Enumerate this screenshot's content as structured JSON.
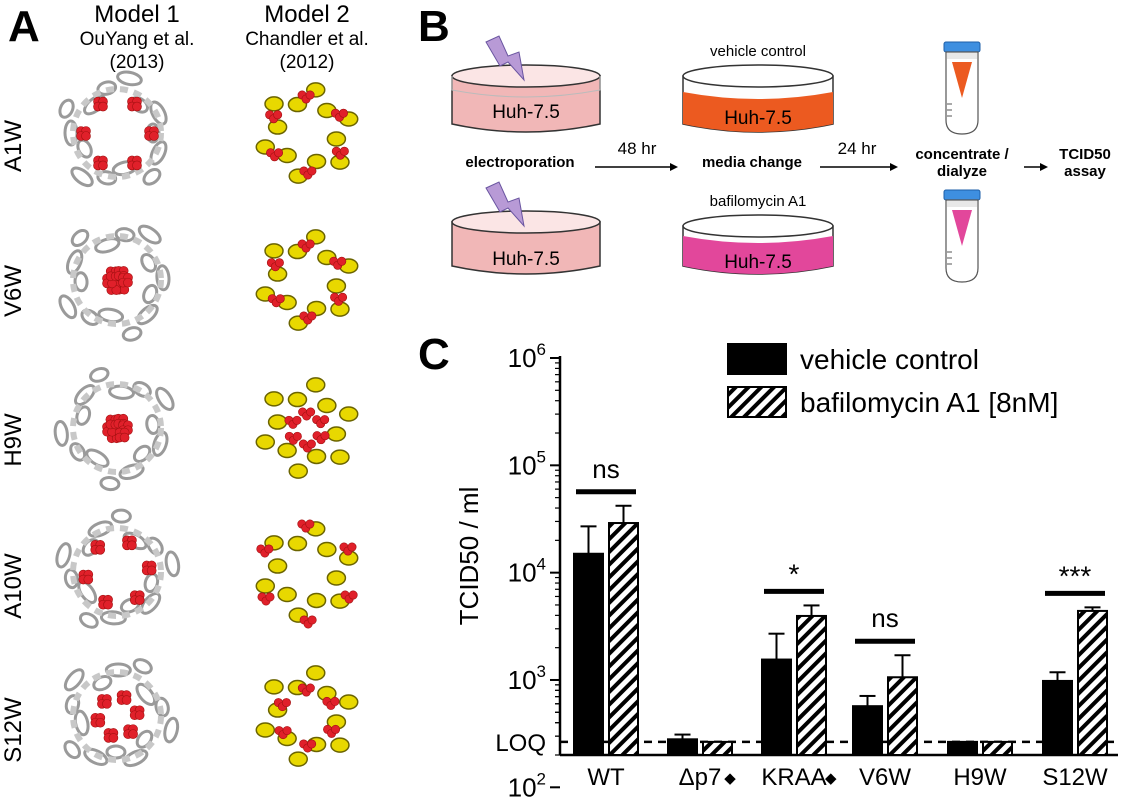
{
  "panel_a": {
    "letter": "A",
    "model1": {
      "title": "Model 1",
      "line1": "OuYang et al.",
      "line2": "(2013)"
    },
    "model2": {
      "title": "Model 2",
      "line1": "Chandler et al.",
      "line2": "(2012)"
    },
    "rows": [
      "A1W",
      "V6W",
      "H9W",
      "A10W",
      "S12W"
    ],
    "colors": {
      "model1_helix": "#b8b8b8",
      "model2_helix": "#e8d800",
      "residue": "#e0202a"
    }
  },
  "panel_b": {
    "letter": "B",
    "dish_label": "Huh-7.5",
    "vehicle_label": "vehicle control",
    "bafilomycin_label": "bafilomycin A1",
    "step_electroporation": "electroporation",
    "time1": "48 hr",
    "step_media_change": "media change",
    "time2": "24 hr",
    "step_concentrate_1": "concentrate /",
    "step_concentrate_2": "dialyze",
    "step_tcid_1": "TCID50",
    "step_tcid_2": "assay",
    "colors": {
      "dish_pink": "#f1b7b7",
      "vehicle_orange": "#ec5a20",
      "bafilomycin_magenta": "#e2479b",
      "tube_cap": "#3e8fe0",
      "bolt": "#b89ad6"
    }
  },
  "chart_data": {
    "panel_letter": "C",
    "type": "bar",
    "y_scale": "log",
    "ylabel": "TCID50 / ml",
    "ylim": [
      200,
      1000000
    ],
    "ytick_base": "10",
    "ytick_exponents": [
      "2",
      "3",
      "4",
      "5",
      "6"
    ],
    "categories": [
      "WT",
      "Δp7",
      "KRAA",
      "V6W",
      "H9W",
      "S12W"
    ],
    "category_markers": [
      "",
      "◆",
      "◆",
      "",
      "",
      ""
    ],
    "series": [
      {
        "name": "vehicle control",
        "fill": "solid",
        "color": "#000000",
        "values": [
          15000,
          280,
          1550,
          570,
          265,
          980
        ],
        "errors": [
          27000,
          310,
          2700,
          710,
          265,
          1180
        ]
      },
      {
        "name": "bafilomycin A1 [8nM]",
        "fill": "hatched",
        "color": "#000000",
        "values": [
          29000,
          265,
          3950,
          1060,
          265,
          4400
        ],
        "errors": [
          42000,
          265,
          4950,
          1700,
          265,
          4750
        ]
      }
    ],
    "significance": [
      "ns",
      "",
      "*",
      "ns",
      "",
      "***"
    ],
    "loq_label": "LOQ",
    "loq_value": 265,
    "legend_position": "top-right"
  }
}
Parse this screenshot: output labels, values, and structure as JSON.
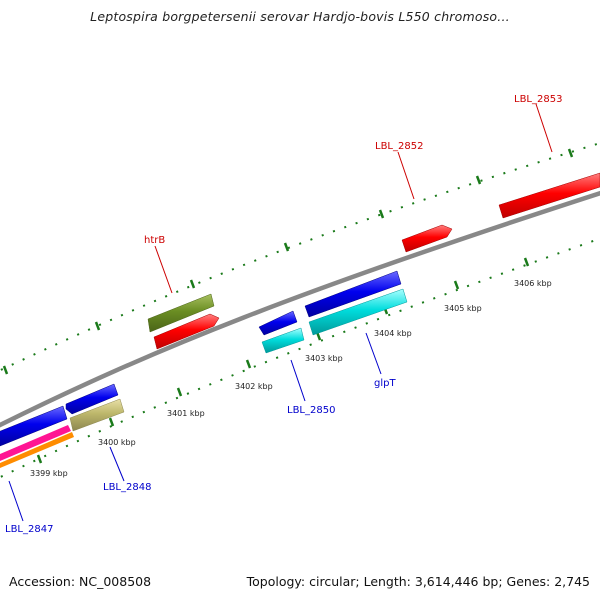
{
  "title": "Leptospira borgpetersenii serovar Hardjo-bovis L550 chromoso...",
  "footer": {
    "accession": "Accession: NC_008508",
    "summary": "Topology: circular; Length: 3,614,446 bp; Genes: 2,745"
  },
  "colors": {
    "backbone": "#888888",
    "tick": "#1a7a1a",
    "red_feature": "#ff0000",
    "blue_feature": "#0000ee",
    "cyan_feature": "#00cccc",
    "olive_feature": "#6b8e23",
    "khaki_feature": "#bdb76b",
    "pink_feature": "#ff1493",
    "orange_feature": "#ff8c00",
    "red_label": "#cc0000",
    "blue_label": "#0000cc"
  },
  "tick_labels": [
    "3399 kbp",
    "3400 kbp",
    "3401 kbp",
    "3402 kbp",
    "3403 kbp",
    "3404 kbp",
    "3405 kbp",
    "3406 kbp"
  ],
  "gene_labels": {
    "top": [
      "htrB",
      "LBL_2852",
      "LBL_2853"
    ],
    "bottom": [
      "LBL_2847",
      "LBL_2848",
      "LBL_2850",
      "glpT"
    ]
  }
}
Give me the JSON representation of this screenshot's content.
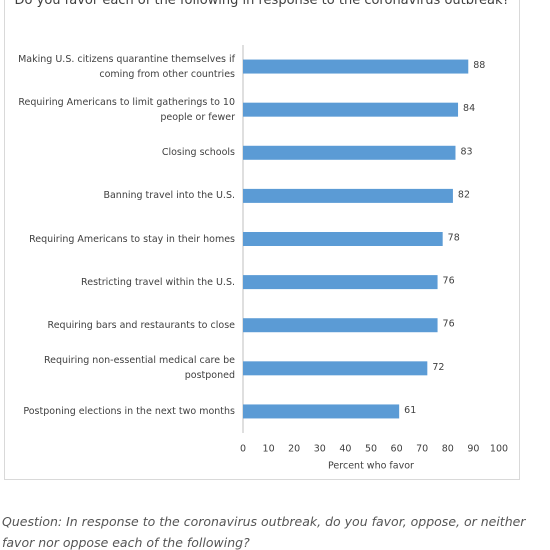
{
  "chart_data": {
    "type": "hbar",
    "title": "Do you favor each of the following in response to the coronavirus outbreak?",
    "categories": [
      "Making U.S. citizens quarantine themselves if coming from other countries",
      "Requiring Americans to limit gatherings to 10 people or fewer",
      "Closing schools",
      "Banning travel into the U.S.",
      "Requiring Americans to stay in their homes",
      "Restricting travel within the U.S.",
      "Requiring bars and restaurants to close",
      "Requiring non-essential medical care be postponed",
      "Postponing elections in the next two months"
    ],
    "values": [
      88,
      84,
      83,
      82,
      78,
      76,
      76,
      72,
      61
    ],
    "color": "#5b9bd5",
    "x_label": "Percent who favor",
    "xlim": [
      0,
      100
    ],
    "xticks": [
      0,
      10,
      20,
      30,
      40,
      50,
      60,
      70,
      80,
      90,
      100
    ]
  },
  "question": "Question: In response to the coronavirus outbreak, do you favor, oppose, or neither favor nor oppose each of the following?"
}
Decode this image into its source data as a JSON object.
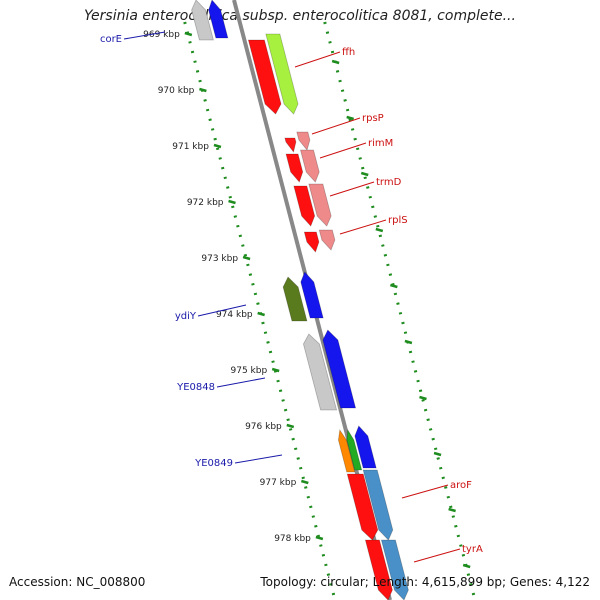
{
  "title": "Yersinia enterocolitica subsp. enterocolitica 8081, complete...",
  "footer": {
    "accession": "Accession: NC_008800",
    "stats": "Topology: circular; Length: 4,615,899 bp; Genes: 4,122"
  },
  "colors": {
    "backbone": "#888888",
    "tick": "#1e8c1e",
    "label_forward": "#1a1aaa",
    "label_reverse": "#cc1111"
  },
  "ticks": [
    "969 kbp",
    "970 kbp",
    "971 kbp",
    "972 kbp",
    "973 kbp",
    "974 kbp",
    "975 kbp",
    "976 kbp",
    "977 kbp",
    "978 kbp"
  ],
  "genes": [
    {
      "name": "corE",
      "strand": "+",
      "labeled": true
    },
    {
      "name": "ffh",
      "strand": "-",
      "labeled": true
    },
    {
      "name": "rpsP",
      "strand": "-",
      "labeled": true
    },
    {
      "name": "rimM",
      "strand": "-",
      "labeled": true
    },
    {
      "name": "trmD",
      "strand": "-",
      "labeled": true
    },
    {
      "name": "rplS",
      "strand": "-",
      "labeled": true
    },
    {
      "name": "ydiY",
      "strand": "+",
      "labeled": true
    },
    {
      "name": "YE0848",
      "strand": "+",
      "labeled": true
    },
    {
      "name": "YE0849",
      "strand": "+",
      "labeled": true
    },
    {
      "name": "aroF",
      "strand": "-",
      "labeled": true
    },
    {
      "name": "tyrA",
      "strand": "-",
      "labeled": true
    }
  ]
}
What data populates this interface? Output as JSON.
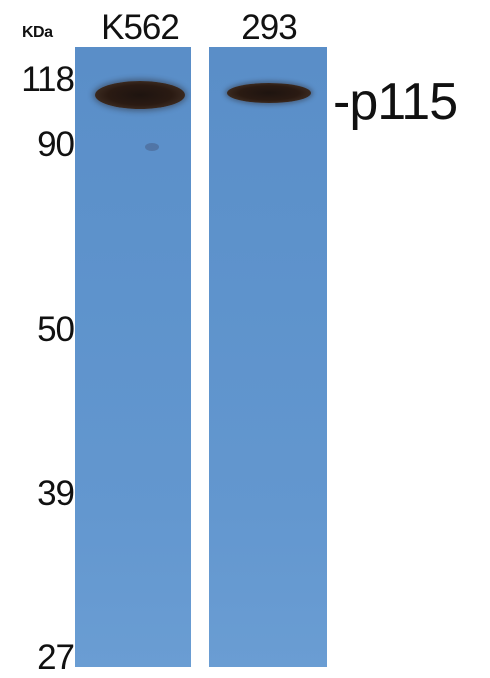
{
  "units": "KDa",
  "lanes": [
    "K562",
    "293"
  ],
  "markers": [
    "118",
    "90",
    "50",
    "39",
    "27"
  ],
  "protein_label": "-p115"
}
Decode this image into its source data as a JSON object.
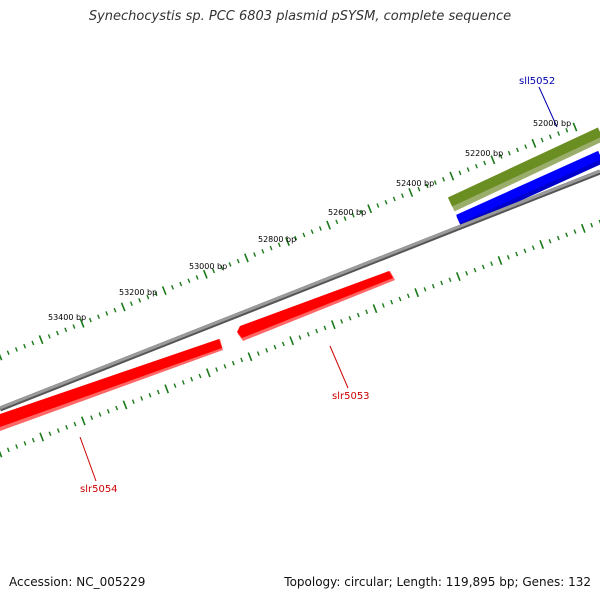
{
  "title": "Synechocystis sp. PCC 6803 plasmid pSYSM, complete sequence",
  "footer": {
    "accession": "Accession: NC_005229",
    "summary": "Topology: circular; Length: 119,895 bp; Genes: 132"
  },
  "colors": {
    "backbone": "#808080",
    "tick": "#1a7a1a",
    "gene_reverse": "#ff0000",
    "gene_forward": "#0000ff",
    "feature_green": "#6b8e23",
    "label_blue": "#0000aa",
    "label_red": "#cc0000"
  },
  "scale_labels": [
    "52000 bp",
    "52200 bp",
    "52400 bp",
    "52600 bp",
    "52800 bp",
    "53000 bp",
    "53200 bp",
    "53400 bp"
  ],
  "genes": [
    {
      "name": "sll5052",
      "strand": "forward"
    },
    {
      "name": "slr5053",
      "strand": "reverse"
    },
    {
      "name": "slr5054",
      "strand": "reverse"
    }
  ]
}
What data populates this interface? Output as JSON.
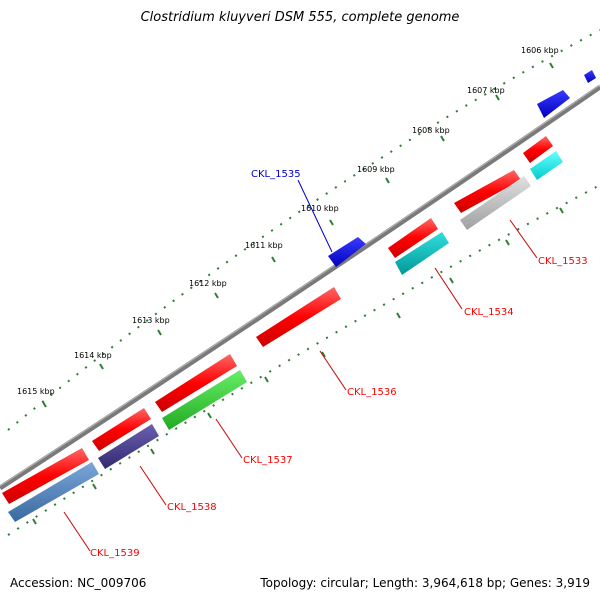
{
  "title": "Clostridium kluyveri DSM 555, complete genome",
  "accession": "Accession: NC_009706",
  "summary": "Topology: circular; Length: 3,964,618 bp; Genes: 3,919",
  "ticks": [
    "1606 kbp",
    "1607 kbp",
    "1608 kbp",
    "1609 kbp",
    "1610 kbp",
    "1611 kbp",
    "1612 kbp",
    "1613 kbp",
    "1614 kbp",
    "1615 kbp"
  ],
  "labels": [
    {
      "text": "CKL_1533",
      "color": "#ff0000"
    },
    {
      "text": "CKL_1534",
      "color": "#ff0000"
    },
    {
      "text": "CKL_1535",
      "color": "#0000cc"
    },
    {
      "text": "CKL_1536",
      "color": "#ff0000"
    },
    {
      "text": "CKL_1537",
      "color": "#ff0000"
    },
    {
      "text": "CKL_1538",
      "color": "#ff0000"
    },
    {
      "text": "CKL_1539",
      "color": "#ff0000"
    }
  ],
  "colors": {
    "backbone": "#7a7a7a",
    "cds": "#ff1111",
    "blue_feature": "#0000ee",
    "tick_mark": "#2e7d32",
    "cyan": "#00e0e0",
    "gray": "#bdbdbd",
    "green": "#33cc33",
    "purple": "#4a3f8f",
    "steel": "#4f7fb8",
    "teal": "#00bfbf"
  }
}
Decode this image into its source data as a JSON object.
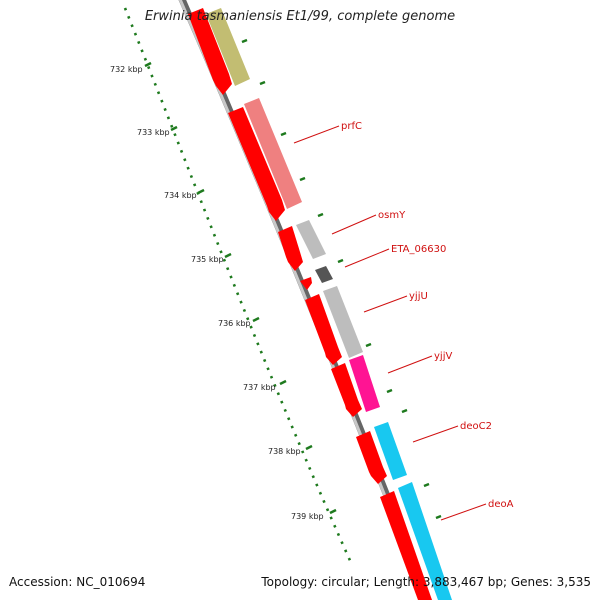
{
  "title": "Erwinia tasmaniensis Et1/99, complete genome",
  "accession_text": "Accession: NC_010694",
  "summary_text": "Topology: circular; Length: 3,883,467 bp; Genes: 3,535",
  "ticks": [
    "732 kbp",
    "733 kbp",
    "734 kbp",
    "735 kbp",
    "736 kbp",
    "737 kbp",
    "738 kbp",
    "739 kbp"
  ],
  "gene_labels": [
    "prfC",
    "osmY",
    "ETA_06630",
    "yjjU",
    "yjjV",
    "deoC2",
    "deoA"
  ],
  "colors": {
    "backbone": "#8a8a8a",
    "tick": "#1e7a1e",
    "cds": "#ff0000",
    "label": "#d01010",
    "olive": "#c2bd72",
    "pink": "#ef8080",
    "gray": "#bdbdbd",
    "darkgray": "#555555",
    "magenta": "#ff1493",
    "cyan": "#18c8f0"
  }
}
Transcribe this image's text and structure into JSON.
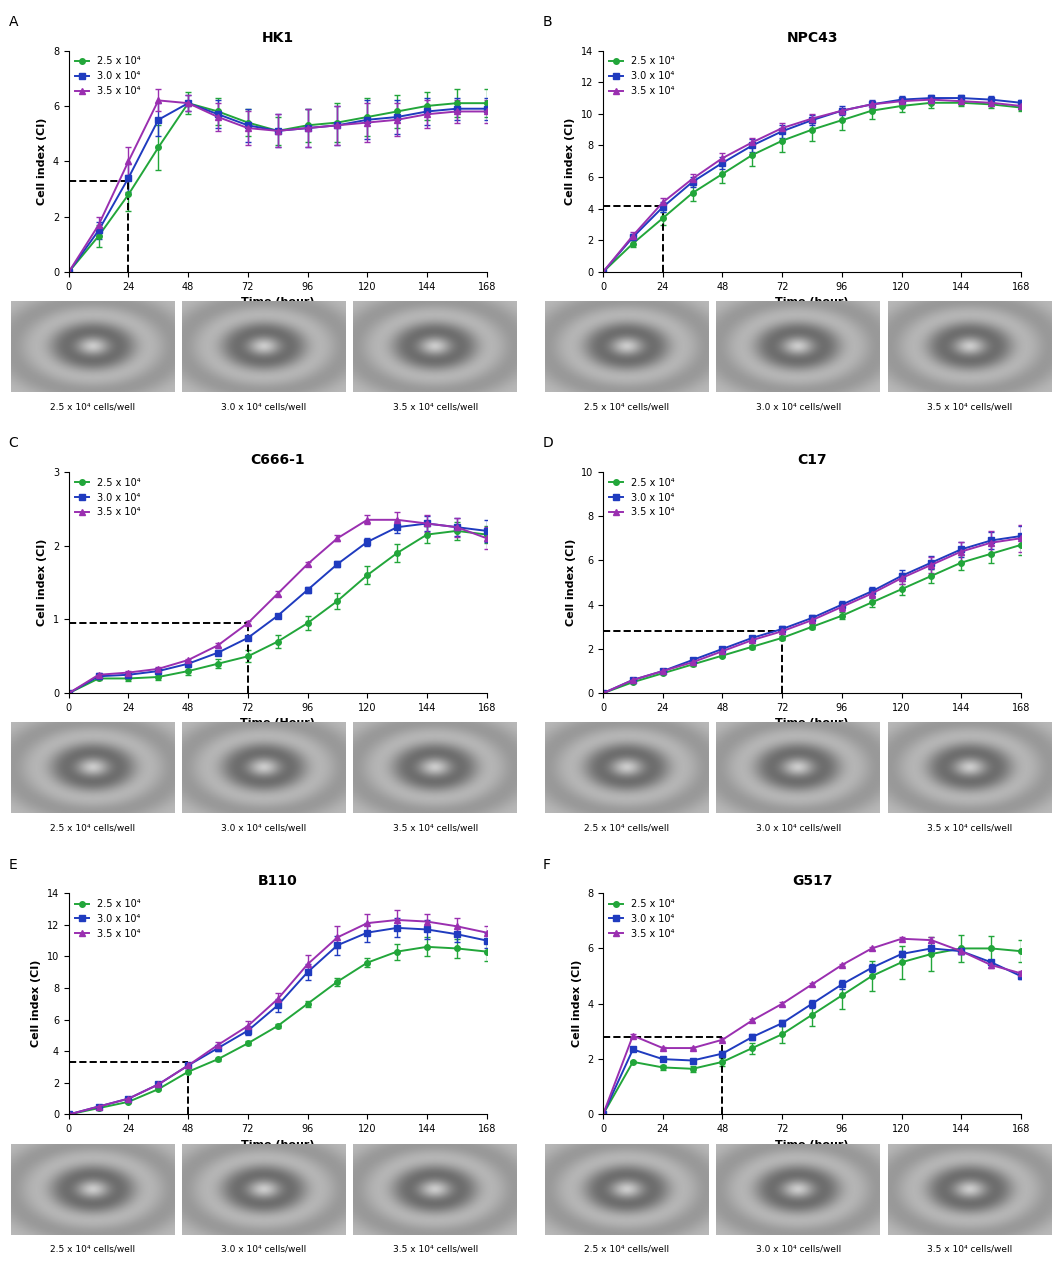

◇ ◇ ◇ ◇

Take the word "title" and find each line of the material that contains it. Copy those lines.

      "title": "Model 1",
      "title": "Model 2",
  "title": "Leptospira borgpetersenii serovar Hardjo-bovis L550 chromoso...",
    "title": "Do you favor each of the following in response to the coronavirus outbreak?",
  "title": "Yersinia enterocolitica subsp. enterocolitica 8081, complete...",
  "title": "Synechocystis sp. PCC 6803 plasmid pSYSM, complete sequence",
  "title": "Clostridium kluyveri DSM 555, complete genome",
  "title": "Erwinia tasmaniensis Et1/99, complete genome",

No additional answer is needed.